• Required work: All lines below containing the string "säger" are to be copied.
::: Records supplied :::
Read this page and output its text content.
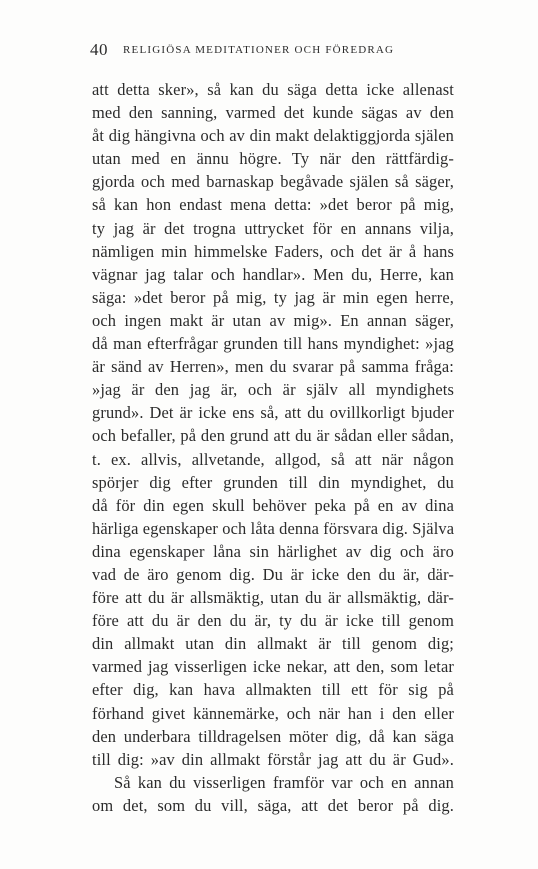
40 RELIGIÖSA MEDITATIONER OCH FÖREDRAG
att detta sker», så kan du säga detta icke allenast
med den sanning, varmed det kunde sägas av den
åt dig hängivna och av din makt delaktiggjorda själen
utan med en ännu högre. Ty när den rättfärdig-
gjorda och med barnaskap begåvade själen så säger,
så kan hon endast mena detta: »det beror på mig,
ty jag är det trogna uttrycket för en annans vilja,
nämligen min himmelske Faders, och det är å hans
vägnar jag talar och handlar». Men du, Herre, kan
säga: »det beror på mig, ty jag är min egen herre,
och ingen makt är utan av mig». En annan säger,
då man efterfrågar grunden till hans myndighet: »jag
är sänd av Herren», men du svarar på samma fråga:
»jag är den jag är, och är själv all myndighets
grund». Det är icke ens så, att du ovillkorligt bjuder
och befaller, på den grund att du är sådan eller sådan,
t. ex. allvis, allvetande, allgod, så att när någon
spörjer dig efter grunden till din myndighet, du
då för din egen skull behöver peka på en av dina
härliga egenskaper och låta denna försvara dig. Själva
dina egenskaper låna sin härlighet av dig och äro
vad de äro genom dig. Du är icke den du är, där-
före att du är allsmäktig, utan du är allsmäktig, där-
före att du är den du är, ty du är icke till genom
din allmakt utan din allmakt är till genom dig;
varmed jag visserligen icke nekar, att den, som letar
efter dig, kan hava allmakten till ett för sig på
förhand givet kännemärke, och när han i den eller
den underbara tilldragelsen möter dig, då kan säga
till dig: »av din allmakt förstår jag att du är Gud».
Så kan du visserligen framför var och en annan
om det, som du vill, säga, att det beror på dig.
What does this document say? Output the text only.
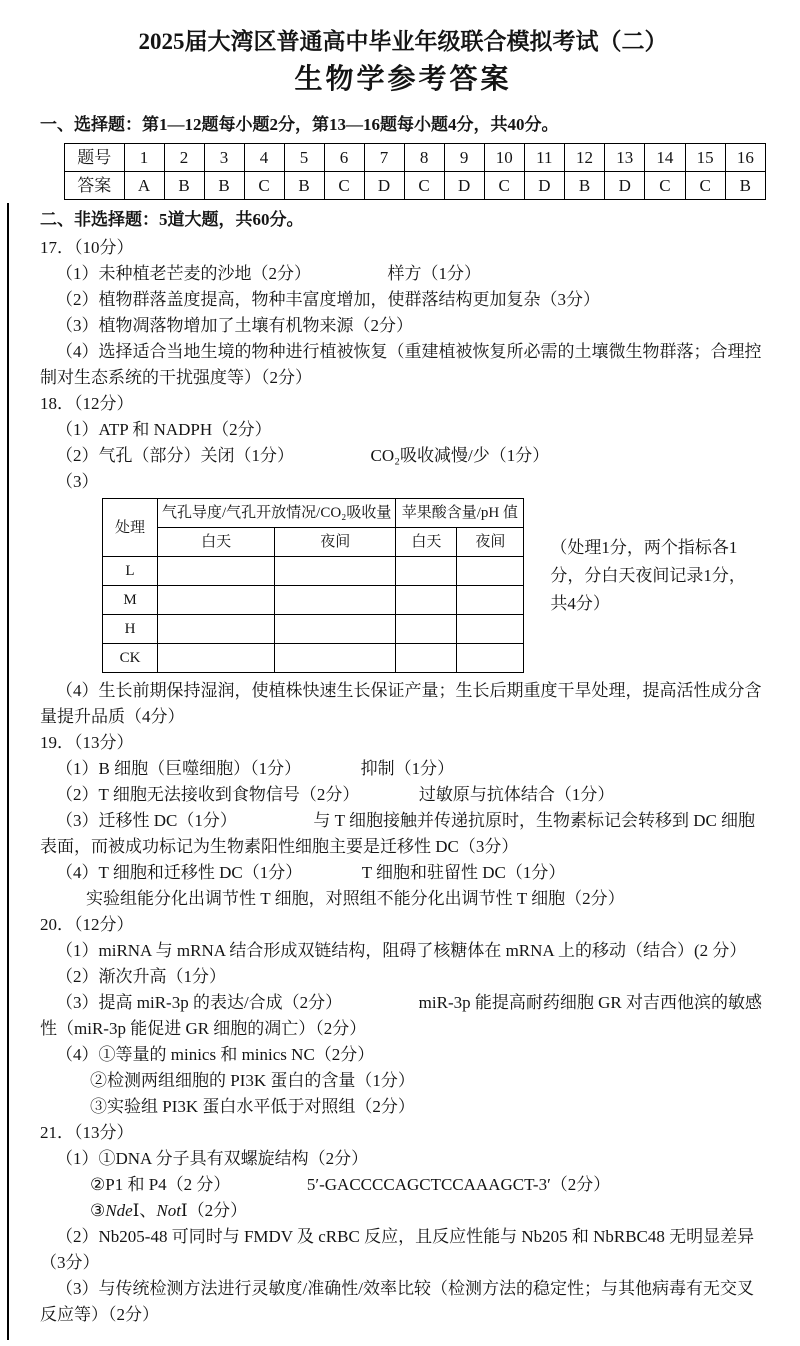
2025届大湾区普通高中毕业年级联合模拟考试（二）
生物学参考答案

一、选择题：第1—12题每小题2分，第13—16题每小题4分，共40分。

题号	1	2	3	4	5	6	7	8	9	10	11	12	13	14	15	16
答案	A	B	B	C	B	C	D	C	D	C	D	B	D	C	C	B

二、非选择题：5道大题，共60分。

17．（10分）

（1）未种植老芒麦的沙地（2分）　　　　　样方（1分）

（2）植物群落盖度提高，物种丰富度增加，使群落结构更加复杂（3分）

（3）植物凋落物增加了土壤有机物来源（2分）

（4）选择适合当地生境的物种进行植被恢复（重建植被恢复所必需的土壤微生物群落；合理控制对生态系统的干扰强度等）（2分）

18．（12分）

（1）ATP 和 NADPH（2分）

（2）气孔（部分）关闭（1分）　　　　　CO₂吸收减慢/少（1分）

（3）

处理	气孔导度/气孔开放情况/CO₂吸收量		苹果酸含量/pH 值	
	白天	夜间	白天	夜间
L				
M				
H				
CK				
（处理1分，两个指标各1分，分白天夜间记录1分，共4分）

（4）生长前期保持湿润，使植株快速生长保证产量；生长后期重度干旱处理，提高活性成分含量提升品质（4分）

19．（13分）

（1）B 细胞（巨噬细胞）（1分）　　　　抑制（1分）

（2）T 细胞无法接收到食物信号（2分）　　　　过敏原与抗体结合（1分）

（3）迁移性 DC（1分）　　　　　与 T 细胞接触并传递抗原时，生物素标记会转移到 DC 细胞表面，而被成功标记为生物素阳性细胞主要是迁移性 DC（3分）

（4）T 细胞和迁移性 DC（1分）　　　　T 细胞和驻留性 DC（1分）

实验组能分化出调节性 T 细胞，对照组不能分化出调节性 T 细胞（2分）

20．（12分）

（1）miRNA 与 mRNA 结合形成双链结构，阻碍了核糖体在 mRNA 上的移动（结合）(2 分）

（2）渐次升高（1分）

（3）提高 miR-3p 的表达/合成（2分）　　　　　miR-3p 能提高耐药细胞 GR 对吉西他滨的敏感性（miR-3p 能促进 GR 细胞的凋亡）（2分）

（4）①等量的 minics 和 minics NC（2分）

②检测两组细胞的 PI3K 蛋白的含量（1分）

③实验组 PI3K 蛋白水平低于对照组（2分）

21．（13分）

（1）①DNA 分子具有双螺旋结构（2分）

②P1 和 P4（2 分）　　　　　5′-GACCCCAGCTCCAAAGCT-3′（2分）

③NdeⅠ、NotⅠ（2分）

（2）Nb205-48 可同时与 FMDV 及 cRBC 反应，且反应性能与 Nb205 和 NbRBC48 无明显差异（3分）

（3）与传统检测方法进行灵敏度/准确性/效率比较（检测方法的稳定性；与其他病毒有无交叉反应等）（2分）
:::
• Answer to the exercise:
gjorda och med barnaskap begåvade själen så säger,
och ingen makt är utan av mig». En annan säger,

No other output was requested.